REQUEST
Count every line that has "triangle" in it and give the total, nothing more.
____________
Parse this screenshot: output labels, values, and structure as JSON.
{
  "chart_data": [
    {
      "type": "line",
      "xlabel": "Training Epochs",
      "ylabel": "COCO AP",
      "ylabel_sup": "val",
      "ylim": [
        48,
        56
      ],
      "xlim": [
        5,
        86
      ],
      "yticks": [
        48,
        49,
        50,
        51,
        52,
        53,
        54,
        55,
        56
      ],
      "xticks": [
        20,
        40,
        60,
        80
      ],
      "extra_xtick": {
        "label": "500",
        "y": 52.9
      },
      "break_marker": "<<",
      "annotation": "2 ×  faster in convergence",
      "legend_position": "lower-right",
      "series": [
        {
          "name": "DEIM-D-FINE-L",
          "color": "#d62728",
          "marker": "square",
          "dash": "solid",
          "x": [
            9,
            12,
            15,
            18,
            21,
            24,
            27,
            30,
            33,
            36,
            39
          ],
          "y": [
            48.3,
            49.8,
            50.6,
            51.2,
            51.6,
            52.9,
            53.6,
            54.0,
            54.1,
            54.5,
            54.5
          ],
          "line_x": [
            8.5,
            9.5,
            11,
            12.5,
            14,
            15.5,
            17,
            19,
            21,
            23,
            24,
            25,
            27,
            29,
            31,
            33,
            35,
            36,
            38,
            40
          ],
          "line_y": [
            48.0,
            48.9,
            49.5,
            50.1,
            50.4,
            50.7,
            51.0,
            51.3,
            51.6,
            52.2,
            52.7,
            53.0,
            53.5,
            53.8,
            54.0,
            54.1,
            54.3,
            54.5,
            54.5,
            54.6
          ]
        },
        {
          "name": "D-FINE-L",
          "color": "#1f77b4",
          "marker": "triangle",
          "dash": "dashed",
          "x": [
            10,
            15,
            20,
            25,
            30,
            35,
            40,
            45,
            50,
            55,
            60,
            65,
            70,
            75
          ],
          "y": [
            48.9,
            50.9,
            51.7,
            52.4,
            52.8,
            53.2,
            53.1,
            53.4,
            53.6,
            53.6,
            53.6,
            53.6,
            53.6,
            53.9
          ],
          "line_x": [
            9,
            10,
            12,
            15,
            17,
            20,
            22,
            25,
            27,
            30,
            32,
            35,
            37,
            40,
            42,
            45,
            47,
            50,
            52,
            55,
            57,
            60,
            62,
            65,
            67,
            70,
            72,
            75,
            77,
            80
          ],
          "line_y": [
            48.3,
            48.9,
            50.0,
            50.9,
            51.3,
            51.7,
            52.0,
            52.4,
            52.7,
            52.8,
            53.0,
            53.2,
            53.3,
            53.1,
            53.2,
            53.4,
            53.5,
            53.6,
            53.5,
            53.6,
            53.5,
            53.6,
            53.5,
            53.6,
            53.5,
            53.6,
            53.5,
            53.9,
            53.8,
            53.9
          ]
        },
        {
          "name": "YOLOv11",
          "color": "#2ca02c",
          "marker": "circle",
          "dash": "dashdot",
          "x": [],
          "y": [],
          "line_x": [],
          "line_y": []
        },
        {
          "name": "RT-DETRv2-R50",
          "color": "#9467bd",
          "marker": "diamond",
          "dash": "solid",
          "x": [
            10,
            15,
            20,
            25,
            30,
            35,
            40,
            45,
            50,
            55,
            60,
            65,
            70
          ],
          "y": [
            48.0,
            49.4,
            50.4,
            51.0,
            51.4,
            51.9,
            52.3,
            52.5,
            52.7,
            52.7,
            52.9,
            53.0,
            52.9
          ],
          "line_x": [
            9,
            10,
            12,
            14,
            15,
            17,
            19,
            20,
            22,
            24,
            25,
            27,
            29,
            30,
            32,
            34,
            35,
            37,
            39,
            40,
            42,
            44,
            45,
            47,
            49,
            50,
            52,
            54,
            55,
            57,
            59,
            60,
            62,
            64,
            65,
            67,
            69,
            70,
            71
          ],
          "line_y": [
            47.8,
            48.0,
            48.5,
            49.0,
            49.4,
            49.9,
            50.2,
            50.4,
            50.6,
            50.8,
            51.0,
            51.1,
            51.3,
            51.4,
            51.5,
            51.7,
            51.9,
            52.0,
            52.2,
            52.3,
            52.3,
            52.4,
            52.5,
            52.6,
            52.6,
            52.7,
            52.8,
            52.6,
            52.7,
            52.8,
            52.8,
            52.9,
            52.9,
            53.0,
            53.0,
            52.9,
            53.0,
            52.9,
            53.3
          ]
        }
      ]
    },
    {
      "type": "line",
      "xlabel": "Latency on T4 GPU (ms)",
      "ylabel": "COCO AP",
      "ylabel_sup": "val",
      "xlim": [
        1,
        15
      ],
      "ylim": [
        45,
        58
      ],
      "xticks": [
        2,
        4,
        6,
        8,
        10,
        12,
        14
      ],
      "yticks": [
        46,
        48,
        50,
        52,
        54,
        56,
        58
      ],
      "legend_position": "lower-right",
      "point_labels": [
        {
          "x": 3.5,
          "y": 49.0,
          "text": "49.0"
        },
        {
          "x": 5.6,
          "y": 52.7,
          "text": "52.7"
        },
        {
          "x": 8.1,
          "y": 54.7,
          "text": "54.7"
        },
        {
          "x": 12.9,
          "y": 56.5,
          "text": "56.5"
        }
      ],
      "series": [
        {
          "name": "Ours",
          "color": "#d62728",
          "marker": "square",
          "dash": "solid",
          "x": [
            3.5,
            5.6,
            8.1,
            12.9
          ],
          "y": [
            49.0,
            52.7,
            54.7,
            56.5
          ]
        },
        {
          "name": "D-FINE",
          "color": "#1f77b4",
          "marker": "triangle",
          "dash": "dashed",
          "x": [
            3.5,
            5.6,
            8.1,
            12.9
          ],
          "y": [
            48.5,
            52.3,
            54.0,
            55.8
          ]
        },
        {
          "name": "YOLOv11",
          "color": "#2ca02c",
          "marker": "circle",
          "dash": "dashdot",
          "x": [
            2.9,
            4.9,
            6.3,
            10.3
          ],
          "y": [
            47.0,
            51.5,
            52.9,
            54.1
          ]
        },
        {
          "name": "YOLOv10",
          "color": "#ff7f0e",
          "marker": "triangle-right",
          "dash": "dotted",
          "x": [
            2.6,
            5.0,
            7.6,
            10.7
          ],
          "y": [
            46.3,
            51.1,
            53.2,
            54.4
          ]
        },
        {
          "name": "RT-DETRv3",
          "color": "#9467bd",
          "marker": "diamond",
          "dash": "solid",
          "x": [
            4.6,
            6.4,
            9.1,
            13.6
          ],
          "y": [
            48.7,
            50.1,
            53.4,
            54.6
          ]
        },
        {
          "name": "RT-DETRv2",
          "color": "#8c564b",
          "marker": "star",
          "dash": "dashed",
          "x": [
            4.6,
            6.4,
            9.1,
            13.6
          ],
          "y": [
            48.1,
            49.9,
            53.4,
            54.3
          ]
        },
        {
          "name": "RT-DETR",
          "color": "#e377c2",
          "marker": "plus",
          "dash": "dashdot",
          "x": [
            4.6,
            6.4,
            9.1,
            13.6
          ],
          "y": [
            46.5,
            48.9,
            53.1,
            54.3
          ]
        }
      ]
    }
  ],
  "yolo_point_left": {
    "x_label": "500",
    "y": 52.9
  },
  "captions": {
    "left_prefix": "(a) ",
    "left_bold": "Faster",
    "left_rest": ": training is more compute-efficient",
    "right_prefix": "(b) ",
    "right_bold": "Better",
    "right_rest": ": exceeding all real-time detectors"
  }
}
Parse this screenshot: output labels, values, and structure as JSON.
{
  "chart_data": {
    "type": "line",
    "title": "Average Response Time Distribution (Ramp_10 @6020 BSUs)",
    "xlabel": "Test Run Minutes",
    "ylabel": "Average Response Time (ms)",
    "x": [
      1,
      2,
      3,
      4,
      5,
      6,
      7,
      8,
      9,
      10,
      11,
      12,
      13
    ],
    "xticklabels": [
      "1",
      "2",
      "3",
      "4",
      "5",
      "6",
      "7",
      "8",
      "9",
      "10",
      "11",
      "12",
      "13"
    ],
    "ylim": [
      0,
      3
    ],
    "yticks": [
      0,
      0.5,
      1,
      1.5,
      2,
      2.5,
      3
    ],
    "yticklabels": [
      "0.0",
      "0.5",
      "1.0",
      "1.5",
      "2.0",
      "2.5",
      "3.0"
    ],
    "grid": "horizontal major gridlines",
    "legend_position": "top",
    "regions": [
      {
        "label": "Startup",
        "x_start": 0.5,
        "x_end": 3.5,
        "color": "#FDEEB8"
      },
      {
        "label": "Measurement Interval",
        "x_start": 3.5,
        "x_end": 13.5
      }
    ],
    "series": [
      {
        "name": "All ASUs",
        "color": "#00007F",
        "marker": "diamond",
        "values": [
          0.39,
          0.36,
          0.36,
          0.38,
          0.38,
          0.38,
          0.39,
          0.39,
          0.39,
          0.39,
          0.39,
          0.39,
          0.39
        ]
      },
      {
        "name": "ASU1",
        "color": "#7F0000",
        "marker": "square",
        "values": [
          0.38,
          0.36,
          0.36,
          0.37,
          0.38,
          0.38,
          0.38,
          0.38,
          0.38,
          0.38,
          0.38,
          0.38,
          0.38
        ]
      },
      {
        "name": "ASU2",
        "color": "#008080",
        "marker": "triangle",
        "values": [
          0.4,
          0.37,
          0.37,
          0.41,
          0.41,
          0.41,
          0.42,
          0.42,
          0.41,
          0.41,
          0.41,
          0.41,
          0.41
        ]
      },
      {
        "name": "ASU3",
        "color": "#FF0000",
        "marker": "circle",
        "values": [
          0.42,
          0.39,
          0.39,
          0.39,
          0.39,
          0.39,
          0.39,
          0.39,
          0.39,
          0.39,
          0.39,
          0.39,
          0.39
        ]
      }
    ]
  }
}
____________
TASK SOLUTION
4